--- Task to complete ---
Could you transcribe every record below exactly as written, leaving out any pictures?

--- Record list ---

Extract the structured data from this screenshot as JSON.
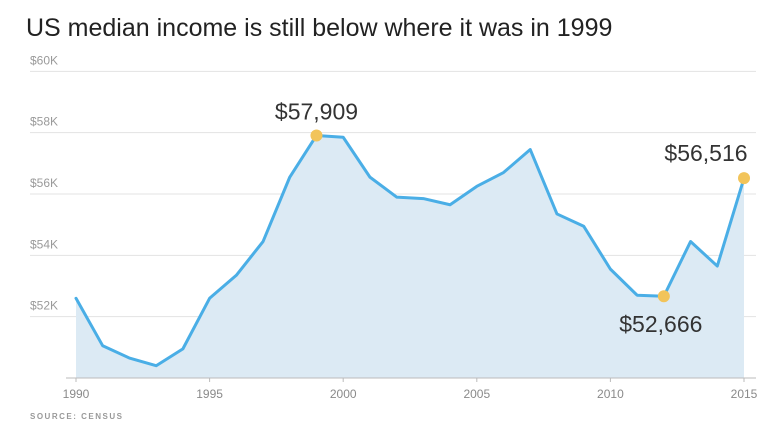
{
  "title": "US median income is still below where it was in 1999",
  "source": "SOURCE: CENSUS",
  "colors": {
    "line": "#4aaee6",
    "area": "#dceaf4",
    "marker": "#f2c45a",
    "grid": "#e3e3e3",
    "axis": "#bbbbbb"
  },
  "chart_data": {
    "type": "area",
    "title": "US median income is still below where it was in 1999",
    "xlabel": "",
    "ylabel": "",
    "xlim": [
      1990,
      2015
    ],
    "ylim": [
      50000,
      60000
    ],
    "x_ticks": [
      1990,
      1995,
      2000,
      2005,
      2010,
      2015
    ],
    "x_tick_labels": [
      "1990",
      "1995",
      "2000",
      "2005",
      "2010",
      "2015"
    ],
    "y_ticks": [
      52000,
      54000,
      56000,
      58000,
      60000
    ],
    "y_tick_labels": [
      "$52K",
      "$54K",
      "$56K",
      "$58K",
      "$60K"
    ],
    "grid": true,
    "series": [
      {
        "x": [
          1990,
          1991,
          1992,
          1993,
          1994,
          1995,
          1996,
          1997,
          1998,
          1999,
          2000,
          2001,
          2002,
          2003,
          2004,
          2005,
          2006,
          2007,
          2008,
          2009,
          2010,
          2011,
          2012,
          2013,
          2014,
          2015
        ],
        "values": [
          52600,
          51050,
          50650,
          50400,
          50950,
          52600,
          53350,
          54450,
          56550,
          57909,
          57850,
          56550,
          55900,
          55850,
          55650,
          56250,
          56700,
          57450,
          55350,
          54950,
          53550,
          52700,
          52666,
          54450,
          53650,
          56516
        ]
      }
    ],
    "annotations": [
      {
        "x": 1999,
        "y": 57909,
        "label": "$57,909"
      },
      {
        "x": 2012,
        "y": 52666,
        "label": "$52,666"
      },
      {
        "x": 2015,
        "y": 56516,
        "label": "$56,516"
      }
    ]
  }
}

--- Full answer ---
Extract the structured data from this screenshot as JSON.
{
  "title": "US median income is still below where it was in 1999",
  "source": "SOURCE: CENSUS",
  "colors": {
    "line": "#4aaee6",
    "area": "#dceaf4",
    "marker": "#f2c45a",
    "grid": "#e3e3e3",
    "axis": "#bbbbbb"
  },
  "chart_data": {
    "type": "area",
    "title": "US median income is still below where it was in 1999",
    "xlabel": "",
    "ylabel": "",
    "xlim": [
      1990,
      2015
    ],
    "ylim": [
      50000,
      60000
    ],
    "x_ticks": [
      1990,
      1995,
      2000,
      2005,
      2010,
      2015
    ],
    "x_tick_labels": [
      "1990",
      "1995",
      "2000",
      "2005",
      "2010",
      "2015"
    ],
    "y_ticks": [
      52000,
      54000,
      56000,
      58000,
      60000
    ],
    "y_tick_labels": [
      "$52K",
      "$54K",
      "$56K",
      "$58K",
      "$60K"
    ],
    "grid": true,
    "series": [
      {
        "x": [
          1990,
          1991,
          1992,
          1993,
          1994,
          1995,
          1996,
          1997,
          1998,
          1999,
          2000,
          2001,
          2002,
          2003,
          2004,
          2005,
          2006,
          2007,
          2008,
          2009,
          2010,
          2011,
          2012,
          2013,
          2014,
          2015
        ],
        "values": [
          52600,
          51050,
          50650,
          50400,
          50950,
          52600,
          53350,
          54450,
          56550,
          57909,
          57850,
          56550,
          55900,
          55850,
          55650,
          56250,
          56700,
          57450,
          55350,
          54950,
          53550,
          52700,
          52666,
          54450,
          53650,
          56516
        ]
      }
    ],
    "annotations": [
      {
        "x": 1999,
        "y": 57909,
        "label": "$57,909"
      },
      {
        "x": 2012,
        "y": 52666,
        "label": "$52,666"
      },
      {
        "x": 2015,
        "y": 56516,
        "label": "$56,516"
      }
    ]
  }
}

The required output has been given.